▶ What to work on:
Give every line of the material again, exactly as written.

####

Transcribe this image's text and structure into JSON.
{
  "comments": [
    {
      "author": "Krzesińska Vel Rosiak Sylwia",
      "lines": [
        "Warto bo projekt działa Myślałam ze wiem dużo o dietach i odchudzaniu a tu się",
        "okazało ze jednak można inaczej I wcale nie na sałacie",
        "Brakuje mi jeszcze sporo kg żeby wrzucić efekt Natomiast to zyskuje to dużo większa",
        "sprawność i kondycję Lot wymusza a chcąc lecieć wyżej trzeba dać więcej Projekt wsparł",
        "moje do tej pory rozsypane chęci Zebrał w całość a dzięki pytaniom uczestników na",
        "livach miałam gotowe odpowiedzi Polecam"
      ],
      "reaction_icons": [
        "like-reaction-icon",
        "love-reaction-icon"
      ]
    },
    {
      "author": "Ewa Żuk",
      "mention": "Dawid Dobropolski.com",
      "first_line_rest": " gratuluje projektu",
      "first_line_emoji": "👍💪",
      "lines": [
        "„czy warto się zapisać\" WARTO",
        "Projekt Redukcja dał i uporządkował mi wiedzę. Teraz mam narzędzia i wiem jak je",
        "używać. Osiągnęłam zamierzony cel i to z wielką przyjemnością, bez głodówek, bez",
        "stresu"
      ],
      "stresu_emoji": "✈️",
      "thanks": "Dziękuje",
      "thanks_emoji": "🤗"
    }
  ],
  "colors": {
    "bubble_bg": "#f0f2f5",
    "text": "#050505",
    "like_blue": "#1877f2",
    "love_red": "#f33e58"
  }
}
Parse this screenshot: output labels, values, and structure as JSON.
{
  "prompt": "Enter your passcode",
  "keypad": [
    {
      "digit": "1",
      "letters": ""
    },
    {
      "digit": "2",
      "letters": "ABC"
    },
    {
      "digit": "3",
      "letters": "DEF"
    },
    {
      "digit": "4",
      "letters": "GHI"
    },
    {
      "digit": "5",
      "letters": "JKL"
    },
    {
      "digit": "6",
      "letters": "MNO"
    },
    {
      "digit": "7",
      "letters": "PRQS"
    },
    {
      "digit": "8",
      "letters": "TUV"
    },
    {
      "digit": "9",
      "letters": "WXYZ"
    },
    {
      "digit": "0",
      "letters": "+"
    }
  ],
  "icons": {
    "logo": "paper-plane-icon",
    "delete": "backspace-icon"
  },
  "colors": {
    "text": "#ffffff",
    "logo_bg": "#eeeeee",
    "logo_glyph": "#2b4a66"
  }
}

####

▶ Result of this task:
Transcribe this image's text and structure into JSON.
{
  "comments": [
    {
      "author": "Krzesińska Vel Rosiak Sylwia",
      "lines": [
        "Warto bo projekt działa Myślałam ze wiem dużo o dietach i odchudzaniu a tu się",
        "okazało ze jednak można inaczej I wcale nie na sałacie",
        "Brakuje mi jeszcze sporo kg żeby wrzucić efekt Natomiast to zyskuje to dużo większa",
        "sprawność i kondycję Lot wymusza a chcąc lecieć wyżej trzeba dać więcej Projekt wsparł",
        "moje do tej pory rozsypane chęci Zebrał w całość a dzięki pytaniom uczestników na",
        "livach miałam gotowe odpowiedzi Polecam"
      ],
      "reaction_icons": [
        "like-reaction-icon",
        "love-reaction-icon"
      ]
    },
    {
      "author": "Ewa Żuk",
      "mention": "Dawid Dobropolski.com",
      "first_line_rest": " gratuluje projektu",
      "first_line_emoji": "👍💪",
      "lines": [
        "„czy warto się zapisać\" WARTO",
        "Projekt Redukcja dał i uporządkował mi wiedzę. Teraz mam narzędzia i wiem jak je",
        "używać. Osiągnęłam zamierzony cel i to z wielką przyjemnością, bez głodówek, bez",
        "stresu"
      ],
      "stresu_emoji": "✈️",
      "thanks": "Dziękuje",
      "thanks_emoji": "🤗"
    }
  ],
  "colors": {
    "bubble_bg": "#f0f2f5",
    "text": "#050505",
    "like_blue": "#1877f2",
    "love_red": "#f33e58"
  }
}
Parse this screenshot: output labels, values, and structure as JSON.
{
  "prompt": "Enter your passcode",
  "keypad": [
    {
      "digit": "1",
      "letters": ""
    },
    {
      "digit": "2",
      "letters": "ABC"
    },
    {
      "digit": "3",
      "letters": "DEF"
    },
    {
      "digit": "4",
      "letters": "GHI"
    },
    {
      "digit": "5",
      "letters": "JKL"
    },
    {
      "digit": "6",
      "letters": "MNO"
    },
    {
      "digit": "7",
      "letters": "PRQS"
    },
    {
      "digit": "8",
      "letters": "TUV"
    },
    {
      "digit": "9",
      "letters": "WXYZ"
    },
    {
      "digit": "0",
      "letters": "+"
    }
  ],
  "icons": {
    "logo": "paper-plane-icon",
    "delete": "backspace-icon"
  },
  "colors": {
    "text": "#ffffff",
    "logo_bg": "#eeeeee",
    "logo_glyph": "#2b4a66"
  }
}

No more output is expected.